— REQUIREMENTS —
From the entries below, gather each line containing the word "Hashtable".
++++
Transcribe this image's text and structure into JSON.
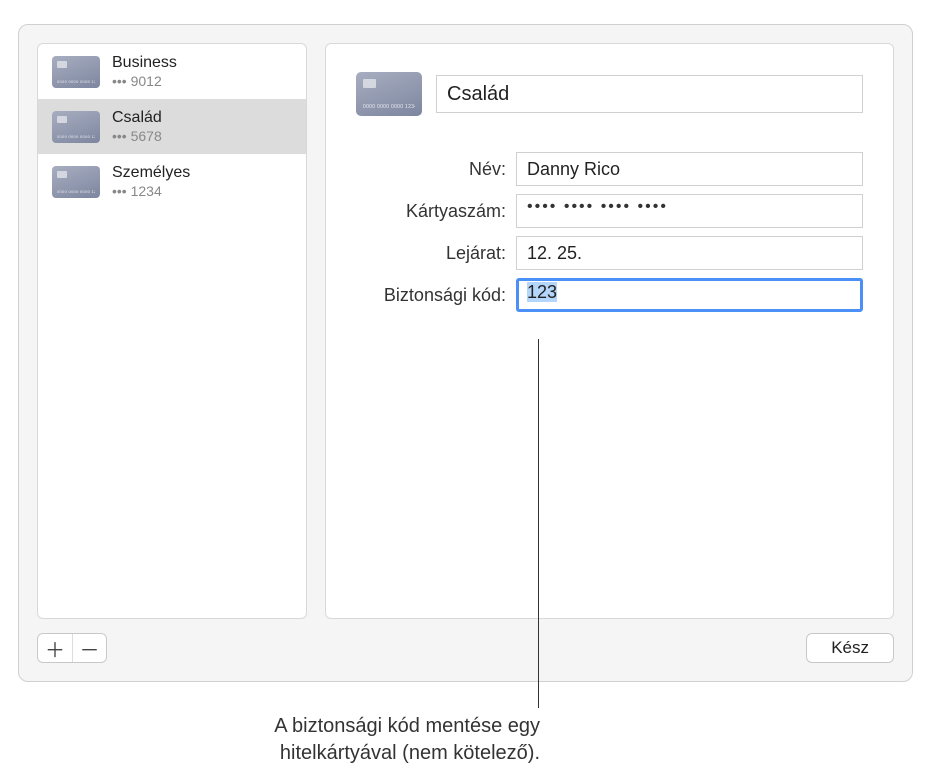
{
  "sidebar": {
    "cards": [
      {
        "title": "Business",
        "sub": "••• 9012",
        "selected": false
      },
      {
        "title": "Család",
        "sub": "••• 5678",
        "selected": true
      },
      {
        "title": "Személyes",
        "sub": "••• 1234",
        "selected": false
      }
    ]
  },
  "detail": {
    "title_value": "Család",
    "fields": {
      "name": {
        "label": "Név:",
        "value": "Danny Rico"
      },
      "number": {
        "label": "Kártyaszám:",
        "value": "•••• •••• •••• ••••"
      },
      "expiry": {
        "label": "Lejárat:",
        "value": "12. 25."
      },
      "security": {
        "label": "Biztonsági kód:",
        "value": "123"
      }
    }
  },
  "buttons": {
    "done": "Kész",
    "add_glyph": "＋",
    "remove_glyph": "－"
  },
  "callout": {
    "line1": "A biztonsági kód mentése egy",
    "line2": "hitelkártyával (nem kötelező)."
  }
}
++++
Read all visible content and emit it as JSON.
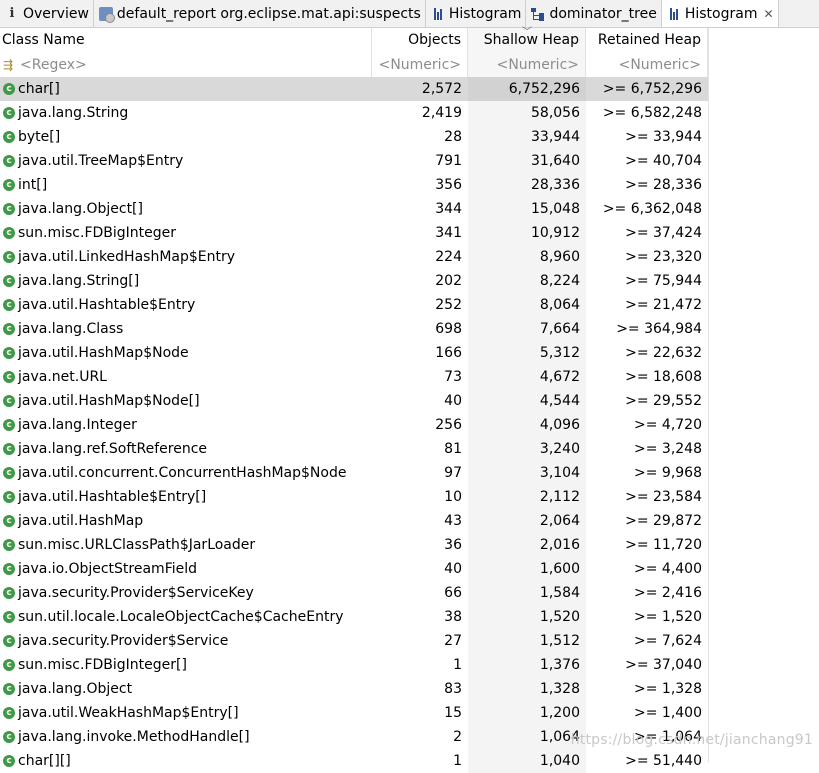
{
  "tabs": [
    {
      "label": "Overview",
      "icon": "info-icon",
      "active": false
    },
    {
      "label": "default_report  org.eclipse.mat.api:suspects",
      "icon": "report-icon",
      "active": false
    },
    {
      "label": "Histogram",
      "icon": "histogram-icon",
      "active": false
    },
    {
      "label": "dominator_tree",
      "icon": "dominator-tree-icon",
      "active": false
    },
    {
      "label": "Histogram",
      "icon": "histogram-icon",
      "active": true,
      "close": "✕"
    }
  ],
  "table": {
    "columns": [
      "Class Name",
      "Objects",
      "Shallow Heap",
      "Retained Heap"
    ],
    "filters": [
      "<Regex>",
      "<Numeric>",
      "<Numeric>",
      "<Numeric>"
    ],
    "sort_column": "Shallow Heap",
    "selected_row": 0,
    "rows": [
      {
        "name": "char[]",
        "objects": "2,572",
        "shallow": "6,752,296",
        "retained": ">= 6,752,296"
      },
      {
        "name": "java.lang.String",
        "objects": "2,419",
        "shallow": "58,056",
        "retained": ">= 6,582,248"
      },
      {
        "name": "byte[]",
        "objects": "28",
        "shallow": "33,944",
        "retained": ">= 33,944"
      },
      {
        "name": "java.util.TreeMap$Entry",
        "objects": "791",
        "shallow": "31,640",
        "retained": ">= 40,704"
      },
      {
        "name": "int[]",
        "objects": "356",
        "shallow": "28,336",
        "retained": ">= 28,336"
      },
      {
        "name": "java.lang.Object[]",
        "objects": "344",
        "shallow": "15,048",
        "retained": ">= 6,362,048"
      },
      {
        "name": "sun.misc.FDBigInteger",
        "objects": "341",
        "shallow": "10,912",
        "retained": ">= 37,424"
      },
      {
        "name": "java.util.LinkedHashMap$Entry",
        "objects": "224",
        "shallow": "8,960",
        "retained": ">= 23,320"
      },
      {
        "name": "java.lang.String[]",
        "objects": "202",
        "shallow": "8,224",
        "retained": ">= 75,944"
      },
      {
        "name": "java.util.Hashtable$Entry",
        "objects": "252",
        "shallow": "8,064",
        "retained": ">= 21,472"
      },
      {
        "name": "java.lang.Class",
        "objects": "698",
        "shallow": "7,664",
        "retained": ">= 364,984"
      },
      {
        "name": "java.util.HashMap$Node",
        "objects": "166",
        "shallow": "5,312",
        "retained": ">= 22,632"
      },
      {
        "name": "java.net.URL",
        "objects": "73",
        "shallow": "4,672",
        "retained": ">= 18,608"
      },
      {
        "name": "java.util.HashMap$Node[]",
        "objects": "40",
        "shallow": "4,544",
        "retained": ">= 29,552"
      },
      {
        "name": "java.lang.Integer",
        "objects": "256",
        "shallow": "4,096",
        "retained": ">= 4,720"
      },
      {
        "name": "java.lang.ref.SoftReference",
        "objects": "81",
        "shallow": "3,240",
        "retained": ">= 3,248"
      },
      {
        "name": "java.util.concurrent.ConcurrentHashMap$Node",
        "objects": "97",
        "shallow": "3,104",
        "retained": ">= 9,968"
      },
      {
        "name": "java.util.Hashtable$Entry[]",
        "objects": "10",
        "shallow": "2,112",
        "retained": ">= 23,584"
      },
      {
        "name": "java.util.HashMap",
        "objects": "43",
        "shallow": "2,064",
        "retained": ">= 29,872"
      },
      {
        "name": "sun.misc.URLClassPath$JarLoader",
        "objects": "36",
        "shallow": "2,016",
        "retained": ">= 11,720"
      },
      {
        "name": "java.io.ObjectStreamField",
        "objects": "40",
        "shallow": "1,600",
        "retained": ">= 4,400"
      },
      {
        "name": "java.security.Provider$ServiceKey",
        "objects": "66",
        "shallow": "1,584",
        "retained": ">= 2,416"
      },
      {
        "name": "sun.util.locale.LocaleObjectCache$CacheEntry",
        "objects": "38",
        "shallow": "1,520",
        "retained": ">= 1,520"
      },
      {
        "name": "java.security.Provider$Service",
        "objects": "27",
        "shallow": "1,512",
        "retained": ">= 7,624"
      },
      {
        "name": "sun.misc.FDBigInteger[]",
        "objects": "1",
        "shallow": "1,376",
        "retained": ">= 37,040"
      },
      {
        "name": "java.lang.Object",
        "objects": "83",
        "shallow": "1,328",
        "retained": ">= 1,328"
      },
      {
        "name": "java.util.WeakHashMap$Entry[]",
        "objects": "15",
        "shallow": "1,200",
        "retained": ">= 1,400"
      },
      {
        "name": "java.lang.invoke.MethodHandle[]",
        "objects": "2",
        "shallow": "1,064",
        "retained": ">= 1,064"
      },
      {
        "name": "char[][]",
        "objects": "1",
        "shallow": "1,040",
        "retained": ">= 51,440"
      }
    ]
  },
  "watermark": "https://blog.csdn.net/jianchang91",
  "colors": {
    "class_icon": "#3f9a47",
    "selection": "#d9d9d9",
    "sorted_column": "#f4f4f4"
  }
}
++++
— RESPONSE TO THIS TASK —
        "name": "java.util.Hashtable$Entry",
        "name": "java.util.Hashtable$Entry[]",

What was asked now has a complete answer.